**Stated task**
Output the full material exactly as it appears here.

────────

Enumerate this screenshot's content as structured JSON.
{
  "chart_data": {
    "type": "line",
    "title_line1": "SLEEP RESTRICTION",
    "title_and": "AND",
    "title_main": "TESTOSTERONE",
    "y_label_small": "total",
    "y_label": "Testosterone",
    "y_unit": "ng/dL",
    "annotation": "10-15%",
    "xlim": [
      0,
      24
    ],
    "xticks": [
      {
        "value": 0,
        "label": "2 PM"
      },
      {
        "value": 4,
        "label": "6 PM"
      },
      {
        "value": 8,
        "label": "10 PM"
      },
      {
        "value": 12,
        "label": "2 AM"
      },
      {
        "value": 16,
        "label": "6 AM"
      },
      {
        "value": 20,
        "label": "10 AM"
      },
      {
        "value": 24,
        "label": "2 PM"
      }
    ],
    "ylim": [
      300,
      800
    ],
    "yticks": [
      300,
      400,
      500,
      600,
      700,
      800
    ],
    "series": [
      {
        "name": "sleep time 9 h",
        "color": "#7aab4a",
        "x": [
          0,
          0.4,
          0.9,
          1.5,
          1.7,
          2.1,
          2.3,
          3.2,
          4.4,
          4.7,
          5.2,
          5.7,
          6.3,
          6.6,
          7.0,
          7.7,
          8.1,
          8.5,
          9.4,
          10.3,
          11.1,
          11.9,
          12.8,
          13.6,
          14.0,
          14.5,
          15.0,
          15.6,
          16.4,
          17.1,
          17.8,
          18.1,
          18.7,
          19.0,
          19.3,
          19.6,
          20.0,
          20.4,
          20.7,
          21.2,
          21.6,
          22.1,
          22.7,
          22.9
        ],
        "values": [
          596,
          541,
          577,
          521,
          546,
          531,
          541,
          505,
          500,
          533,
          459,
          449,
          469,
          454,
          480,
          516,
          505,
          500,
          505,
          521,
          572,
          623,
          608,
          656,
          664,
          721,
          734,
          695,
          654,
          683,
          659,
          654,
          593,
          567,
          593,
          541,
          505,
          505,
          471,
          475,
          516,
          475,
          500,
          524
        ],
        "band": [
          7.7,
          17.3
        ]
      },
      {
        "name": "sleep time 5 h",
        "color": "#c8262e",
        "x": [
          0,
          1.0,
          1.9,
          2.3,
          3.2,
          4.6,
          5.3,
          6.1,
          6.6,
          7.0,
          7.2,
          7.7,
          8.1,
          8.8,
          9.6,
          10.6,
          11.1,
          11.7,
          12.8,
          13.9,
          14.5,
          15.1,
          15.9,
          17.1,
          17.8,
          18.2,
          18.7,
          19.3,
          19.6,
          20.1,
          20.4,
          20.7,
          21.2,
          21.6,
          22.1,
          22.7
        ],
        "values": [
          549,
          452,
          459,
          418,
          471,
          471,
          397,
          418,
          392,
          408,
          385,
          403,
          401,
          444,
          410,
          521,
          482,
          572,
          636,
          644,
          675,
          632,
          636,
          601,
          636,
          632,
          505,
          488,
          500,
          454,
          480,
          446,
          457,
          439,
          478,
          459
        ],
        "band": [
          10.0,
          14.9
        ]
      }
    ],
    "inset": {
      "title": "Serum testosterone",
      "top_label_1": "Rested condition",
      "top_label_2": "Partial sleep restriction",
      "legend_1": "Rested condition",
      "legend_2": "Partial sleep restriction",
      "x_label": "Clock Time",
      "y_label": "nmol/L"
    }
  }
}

────────

**Result of the task**
Enumerate this screenshot's content as structured JSON.
{
  "chart_data": {
    "type": "line",
    "title_line1": "SLEEP RESTRICTION",
    "title_and": "AND",
    "title_main": "TESTOSTERONE",
    "y_label_small": "total",
    "y_label": "Testosterone",
    "y_unit": "ng/dL",
    "annotation": "10-15%",
    "xlim": [
      0,
      24
    ],
    "xticks": [
      {
        "value": 0,
        "label": "2 PM"
      },
      {
        "value": 4,
        "label": "6 PM"
      },
      {
        "value": 8,
        "label": "10 PM"
      },
      {
        "value": 12,
        "label": "2 AM"
      },
      {
        "value": 16,
        "label": "6 AM"
      },
      {
        "value": 20,
        "label": "10 AM"
      },
      {
        "value": 24,
        "label": "2 PM"
      }
    ],
    "ylim": [
      300,
      800
    ],
    "yticks": [
      300,
      400,
      500,
      600,
      700,
      800
    ],
    "series": [
      {
        "name": "sleep time 9 h",
        "color": "#7aab4a",
        "x": [
          0,
          0.4,
          0.9,
          1.5,
          1.7,
          2.1,
          2.3,
          3.2,
          4.4,
          4.7,
          5.2,
          5.7,
          6.3,
          6.6,
          7.0,
          7.7,
          8.1,
          8.5,
          9.4,
          10.3,
          11.1,
          11.9,
          12.8,
          13.6,
          14.0,
          14.5,
          15.0,
          15.6,
          16.4,
          17.1,
          17.8,
          18.1,
          18.7,
          19.0,
          19.3,
          19.6,
          20.0,
          20.4,
          20.7,
          21.2,
          21.6,
          22.1,
          22.7,
          22.9
        ],
        "values": [
          596,
          541,
          577,
          521,
          546,
          531,
          541,
          505,
          500,
          533,
          459,
          449,
          469,
          454,
          480,
          516,
          505,
          500,
          505,
          521,
          572,
          623,
          608,
          656,
          664,
          721,
          734,
          695,
          654,
          683,
          659,
          654,
          593,
          567,
          593,
          541,
          505,
          505,
          471,
          475,
          516,
          475,
          500,
          524
        ],
        "band": [
          7.7,
          17.3
        ]
      },
      {
        "name": "sleep time 5 h",
        "color": "#c8262e",
        "x": [
          0,
          1.0,
          1.9,
          2.3,
          3.2,
          4.6,
          5.3,
          6.1,
          6.6,
          7.0,
          7.2,
          7.7,
          8.1,
          8.8,
          9.6,
          10.6,
          11.1,
          11.7,
          12.8,
          13.9,
          14.5,
          15.1,
          15.9,
          17.1,
          17.8,
          18.2,
          18.7,
          19.3,
          19.6,
          20.1,
          20.4,
          20.7,
          21.2,
          21.6,
          22.1,
          22.7
        ],
        "values": [
          549,
          452,
          459,
          418,
          471,
          471,
          397,
          418,
          392,
          408,
          385,
          403,
          401,
          444,
          410,
          521,
          482,
          572,
          636,
          644,
          675,
          632,
          636,
          601,
          636,
          632,
          505,
          488,
          500,
          454,
          480,
          446,
          457,
          439,
          478,
          459
        ],
        "band": [
          10.0,
          14.9
        ]
      }
    ],
    "inset": {
      "title": "Serum testosterone",
      "top_label_1": "Rested condition",
      "top_label_2": "Partial sleep restriction",
      "legend_1": "Rested condition",
      "legend_2": "Partial sleep restriction",
      "x_label": "Clock Time",
      "y_label": "nmol/L"
    }
  }
}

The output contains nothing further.